# WORK TO DO
Type every record exactly as it appears.

# RECORDS FOR PROCESSING
=-=-=

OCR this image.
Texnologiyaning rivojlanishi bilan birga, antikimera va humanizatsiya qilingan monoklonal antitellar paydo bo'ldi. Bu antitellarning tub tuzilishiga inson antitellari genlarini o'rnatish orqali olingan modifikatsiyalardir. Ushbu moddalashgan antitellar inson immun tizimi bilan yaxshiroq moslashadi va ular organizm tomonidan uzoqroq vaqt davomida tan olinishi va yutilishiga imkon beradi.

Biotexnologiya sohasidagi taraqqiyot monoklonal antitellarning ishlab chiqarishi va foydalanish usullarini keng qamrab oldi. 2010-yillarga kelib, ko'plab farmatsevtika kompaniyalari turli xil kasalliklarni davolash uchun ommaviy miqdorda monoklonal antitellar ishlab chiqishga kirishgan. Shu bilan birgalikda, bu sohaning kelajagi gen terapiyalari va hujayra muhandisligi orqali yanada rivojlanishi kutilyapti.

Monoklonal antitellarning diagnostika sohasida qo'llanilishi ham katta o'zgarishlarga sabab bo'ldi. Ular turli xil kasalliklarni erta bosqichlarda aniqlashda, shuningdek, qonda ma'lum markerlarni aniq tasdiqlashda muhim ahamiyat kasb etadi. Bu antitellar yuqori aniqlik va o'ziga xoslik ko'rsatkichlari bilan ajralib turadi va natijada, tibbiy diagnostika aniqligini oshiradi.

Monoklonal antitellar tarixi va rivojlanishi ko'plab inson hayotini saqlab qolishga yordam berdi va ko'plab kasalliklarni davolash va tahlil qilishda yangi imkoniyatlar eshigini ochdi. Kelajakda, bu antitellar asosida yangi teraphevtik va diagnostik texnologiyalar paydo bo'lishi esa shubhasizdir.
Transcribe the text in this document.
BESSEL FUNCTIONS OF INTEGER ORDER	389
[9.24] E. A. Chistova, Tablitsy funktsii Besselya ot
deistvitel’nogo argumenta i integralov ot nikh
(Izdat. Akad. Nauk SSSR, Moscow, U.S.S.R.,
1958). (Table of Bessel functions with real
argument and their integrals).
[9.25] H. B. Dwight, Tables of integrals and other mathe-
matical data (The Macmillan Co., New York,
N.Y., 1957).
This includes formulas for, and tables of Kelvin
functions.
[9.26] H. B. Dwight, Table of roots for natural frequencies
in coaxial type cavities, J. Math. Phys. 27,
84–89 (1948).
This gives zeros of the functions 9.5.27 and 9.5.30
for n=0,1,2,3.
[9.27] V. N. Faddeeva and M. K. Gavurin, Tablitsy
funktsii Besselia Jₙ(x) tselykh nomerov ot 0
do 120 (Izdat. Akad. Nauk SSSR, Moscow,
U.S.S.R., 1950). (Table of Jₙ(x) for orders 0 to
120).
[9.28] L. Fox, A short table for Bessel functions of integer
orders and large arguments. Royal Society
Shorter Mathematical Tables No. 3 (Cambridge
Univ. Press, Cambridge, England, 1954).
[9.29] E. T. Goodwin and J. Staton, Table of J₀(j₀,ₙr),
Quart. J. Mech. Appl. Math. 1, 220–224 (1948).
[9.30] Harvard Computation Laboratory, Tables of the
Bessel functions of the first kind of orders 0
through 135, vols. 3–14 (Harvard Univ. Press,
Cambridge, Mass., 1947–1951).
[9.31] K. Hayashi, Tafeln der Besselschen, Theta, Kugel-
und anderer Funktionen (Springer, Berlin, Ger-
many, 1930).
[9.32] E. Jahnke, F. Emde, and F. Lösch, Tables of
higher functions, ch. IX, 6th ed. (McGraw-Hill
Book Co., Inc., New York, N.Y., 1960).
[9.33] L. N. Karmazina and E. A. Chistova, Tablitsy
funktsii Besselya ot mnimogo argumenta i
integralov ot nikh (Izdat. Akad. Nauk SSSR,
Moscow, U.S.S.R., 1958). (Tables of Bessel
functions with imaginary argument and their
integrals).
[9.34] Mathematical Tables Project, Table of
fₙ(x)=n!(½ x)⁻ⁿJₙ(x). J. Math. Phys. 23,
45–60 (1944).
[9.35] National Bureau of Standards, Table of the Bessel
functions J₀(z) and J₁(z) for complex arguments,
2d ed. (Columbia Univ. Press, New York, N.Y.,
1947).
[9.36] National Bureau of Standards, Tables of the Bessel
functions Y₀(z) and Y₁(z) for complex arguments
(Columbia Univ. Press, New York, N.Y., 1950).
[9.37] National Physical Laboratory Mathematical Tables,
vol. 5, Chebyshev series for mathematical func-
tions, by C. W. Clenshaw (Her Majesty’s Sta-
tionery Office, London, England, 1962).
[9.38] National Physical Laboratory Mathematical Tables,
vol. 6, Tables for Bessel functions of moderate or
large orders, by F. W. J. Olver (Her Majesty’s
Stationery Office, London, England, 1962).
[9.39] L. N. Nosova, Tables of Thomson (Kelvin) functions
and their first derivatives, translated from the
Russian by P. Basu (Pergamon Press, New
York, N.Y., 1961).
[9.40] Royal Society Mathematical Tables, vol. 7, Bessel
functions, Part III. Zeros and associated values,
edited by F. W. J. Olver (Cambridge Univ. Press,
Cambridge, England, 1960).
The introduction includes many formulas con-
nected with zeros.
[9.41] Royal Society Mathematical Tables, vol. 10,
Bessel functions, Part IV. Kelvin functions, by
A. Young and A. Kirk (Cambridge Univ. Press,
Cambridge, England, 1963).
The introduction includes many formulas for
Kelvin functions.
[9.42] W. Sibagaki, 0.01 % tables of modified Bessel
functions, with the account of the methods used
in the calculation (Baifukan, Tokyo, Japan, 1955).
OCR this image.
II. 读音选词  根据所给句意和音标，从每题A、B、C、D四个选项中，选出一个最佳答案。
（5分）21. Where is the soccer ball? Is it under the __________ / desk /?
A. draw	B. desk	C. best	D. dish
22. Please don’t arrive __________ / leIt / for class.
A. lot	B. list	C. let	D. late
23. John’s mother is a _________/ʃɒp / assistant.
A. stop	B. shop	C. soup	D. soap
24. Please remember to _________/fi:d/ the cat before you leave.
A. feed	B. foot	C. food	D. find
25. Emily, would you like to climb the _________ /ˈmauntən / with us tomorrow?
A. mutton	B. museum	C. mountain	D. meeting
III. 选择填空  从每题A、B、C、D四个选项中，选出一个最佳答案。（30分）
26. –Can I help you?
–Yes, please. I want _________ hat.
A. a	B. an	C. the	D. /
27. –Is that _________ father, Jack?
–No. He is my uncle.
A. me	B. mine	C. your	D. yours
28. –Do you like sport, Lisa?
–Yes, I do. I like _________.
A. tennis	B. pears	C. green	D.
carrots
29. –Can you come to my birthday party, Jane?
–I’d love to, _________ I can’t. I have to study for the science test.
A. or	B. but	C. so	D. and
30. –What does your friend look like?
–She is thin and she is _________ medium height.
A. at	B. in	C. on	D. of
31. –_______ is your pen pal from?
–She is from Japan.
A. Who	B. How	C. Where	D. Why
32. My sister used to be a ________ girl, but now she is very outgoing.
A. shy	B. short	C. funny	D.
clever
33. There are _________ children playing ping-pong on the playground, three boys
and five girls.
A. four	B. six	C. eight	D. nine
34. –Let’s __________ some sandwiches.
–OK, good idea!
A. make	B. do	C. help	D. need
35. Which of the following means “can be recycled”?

=-=-=

# EXERCISE RESPONSE
OCR this image.
Texnologiyaning rivojlanishi bilan birga, antikimera va humanizatsiya qilingan monoklonal antitellar paydo bo'ldi. Bu antitellarning tub tuzilishiga inson antitellari genlarini o'rnatish orqali olingan modifikatsiyalardir. Ushbu moddalashgan antitellar inson immun tizimi bilan yaxshiroq moslashadi va ular organizm tomonidan uzoqroq vaqt davomida tan olinishi va yutilishiga imkon beradi.

Biotexnologiya sohasidagi taraqqiyot monoklonal antitellarning ishlab chiqarishi va foydalanish usullarini keng qamrab oldi. 2010-yillarga kelib, ko'plab farmatsevtika kompaniyalari turli xil kasalliklarni davolash uchun ommaviy miqdorda monoklonal antitellar ishlab chiqishga kirishgan. Shu bilan birgalikda, bu sohaning kelajagi gen terapiyalari va hujayra muhandisligi orqali yanada rivojlanishi kutilyapti.

Monoklonal antitellarning diagnostika sohasida qo'llanilishi ham katta o'zgarishlarga sabab bo'ldi. Ular turli xil kasalliklarni erta bosqichlarda aniqlashda, shuningdek, qonda ma'lum markerlarni aniq tasdiqlashda muhim ahamiyat kasb etadi. Bu antitellar yuqori aniqlik va o'ziga xoslik ko'rsatkichlari bilan ajralib turadi va natijada, tibbiy diagnostika aniqligini oshiradi.

Monoklonal antitellar tarixi va rivojlanishi ko'plab inson hayotini saqlab qolishga yordam berdi va ko'plab kasalliklarni davolash va tahlil qilishda yangi imkoniyatlar eshigini ochdi. Kelajakda, bu antitellar asosida yangi teraphevtik va diagnostik texnologiyalar paydo bo'lishi esa shubhasizdir.
Transcribe the text in this document.
BESSEL FUNCTIONS OF INTEGER ORDER	389
[9.24] E. A. Chistova, Tablitsy funktsii Besselya ot
deistvitel’nogo argumenta i integralov ot nikh
(Izdat. Akad. Nauk SSSR, Moscow, U.S.S.R.,
1958). (Table of Bessel functions with real
argument and their integrals).
[9.25] H. B. Dwight, Tables of integrals and other mathe-
matical data (The Macmillan Co., New York,
N.Y., 1957).
This includes formulas for, and tables of Kelvin
functions.
[9.26] H. B. Dwight, Table of roots for natural frequencies
in coaxial type cavities, J. Math. Phys. 27,
84–89 (1948).
This gives zeros of the functions 9.5.27 and 9.5.30
for n=0,1,2,3.
[9.27] V. N. Faddeeva and M. K. Gavurin, Tablitsy
funktsii Besselia Jₙ(x) tselykh nomerov ot 0
do 120 (Izdat. Akad. Nauk SSSR, Moscow,
U.S.S.R., 1950). (Table of Jₙ(x) for orders 0 to
120).
[9.28] L. Fox, A short table for Bessel functions of integer
orders and large arguments. Royal Society
Shorter Mathematical Tables No. 3 (Cambridge
Univ. Press, Cambridge, England, 1954).
[9.29] E. T. Goodwin and J. Staton, Table of J₀(j₀,ₙr),
Quart. J. Mech. Appl. Math. 1, 220–224 (1948).
[9.30] Harvard Computation Laboratory, Tables of the
Bessel functions of the first kind of orders 0
through 135, vols. 3–14 (Harvard Univ. Press,
Cambridge, Mass., 1947–1951).
[9.31] K. Hayashi, Tafeln der Besselschen, Theta, Kugel-
und anderer Funktionen (Springer, Berlin, Ger-
many, 1930).
[9.32] E. Jahnke, F. Emde, and F. Lösch, Tables of
higher functions, ch. IX, 6th ed. (McGraw-Hill
Book Co., Inc., New York, N.Y., 1960).
[9.33] L. N. Karmazina and E. A. Chistova, Tablitsy
funktsii Besselya ot mnimogo argumenta i
integralov ot nikh (Izdat. Akad. Nauk SSSR,
Moscow, U.S.S.R., 1958). (Tables of Bessel
functions with imaginary argument and their
integrals).
[9.34] Mathematical Tables Project, Table of
fₙ(x)=n!(½ x)⁻ⁿJₙ(x). J. Math. Phys. 23,
45–60 (1944).
[9.35] National Bureau of Standards, Table of the Bessel
functions J₀(z) and J₁(z) for complex arguments,
2d ed. (Columbia Univ. Press, New York, N.Y.,
1947).
[9.36] National Bureau of Standards, Tables of the Bessel
functions Y₀(z) and Y₁(z) for complex arguments
(Columbia Univ. Press, New York, N.Y., 1950).
[9.37] National Physical Laboratory Mathematical Tables,
vol. 5, Chebyshev series for mathematical func-
tions, by C. W. Clenshaw (Her Majesty’s Sta-
tionery Office, London, England, 1962).
[9.38] National Physical Laboratory Mathematical Tables,
vol. 6, Tables for Bessel functions of moderate or
large orders, by F. W. J. Olver (Her Majesty’s
Stationery Office, London, England, 1962).
[9.39] L. N. Nosova, Tables of Thomson (Kelvin) functions
and their first derivatives, translated from the
Russian by P. Basu (Pergamon Press, New
York, N.Y., 1961).
[9.40] Royal Society Mathematical Tables, vol. 7, Bessel
functions, Part III. Zeros and associated values,
edited by F. W. J. Olver (Cambridge Univ. Press,
Cambridge, England, 1960).
The introduction includes many formulas con-
nected with zeros.
[9.41] Royal Society Mathematical Tables, vol. 10,
Bessel functions, Part IV. Kelvin functions, by
A. Young and A. Kirk (Cambridge Univ. Press,
Cambridge, England, 1963).
The introduction includes many formulas for
Kelvin functions.
[9.42] W. Sibagaki, 0.01 % tables of modified Bessel
functions, with the account of the methods used
in the calculation (Baifukan, Tokyo, Japan, 1955).
OCR this image.
II. 读音选词  根据所给句意和音标，从每题A、B、C、D四个选项中，选出一个最佳答案。
（5分）21. Where is the soccer ball? Is it under the __________ / desk /?
A. draw	B. desk	C. best	D. dish
22. Please don’t arrive __________ / leIt / for class.
A. lot	B. list	C. let	D. late
23. John’s mother is a _________/ʃɒp / assistant.
A. stop	B. shop	C. soup	D. soap
24. Please remember to _________/fi:d/ the cat before you leave.
A. feed	B. foot	C. food	D. find
25. Emily, would you like to climb the _________ /ˈmauntən / with us tomorrow?
A. mutton	B. museum	C. mountain	D. meeting
III. 选择填空  从每题A、B、C、D四个选项中，选出一个最佳答案。（30分）
26. –Can I help you?
–Yes, please. I want _________ hat.
A. a	B. an	C. the	D. /
27. –Is that _________ father, Jack?
–No. He is my uncle.
A. me	B. mine	C. your	D. yours
28. –Do you like sport, Lisa?
–Yes, I do. I like _________.
A. tennis	B. pears	C. green	D.
carrots
29. –Can you come to my birthday party, Jane?
–I’d love to, _________ I can’t. I have to study for the science test.
A. or	B. but	C. so	D. and
30. –What does your friend look like?
–She is thin and she is _________ medium height.
A. at	B. in	C. on	D. of
31. –_______ is your pen pal from?
–She is from Japan.
A. Who	B. How	C. Where	D. Why
32. My sister used to be a ________ girl, but now she is very outgoing.
A. shy	B. short	C. funny	D.
clever
33. There are _________ children playing ping-pong on the playground, three boys
and five girls.
A. four	B. six	C. eight	D. nine
34. –Let’s __________ some sandwiches.
–OK, good idea!
A. make	B. do	C. help	D. need
35. Which of the following means “can be recycled”?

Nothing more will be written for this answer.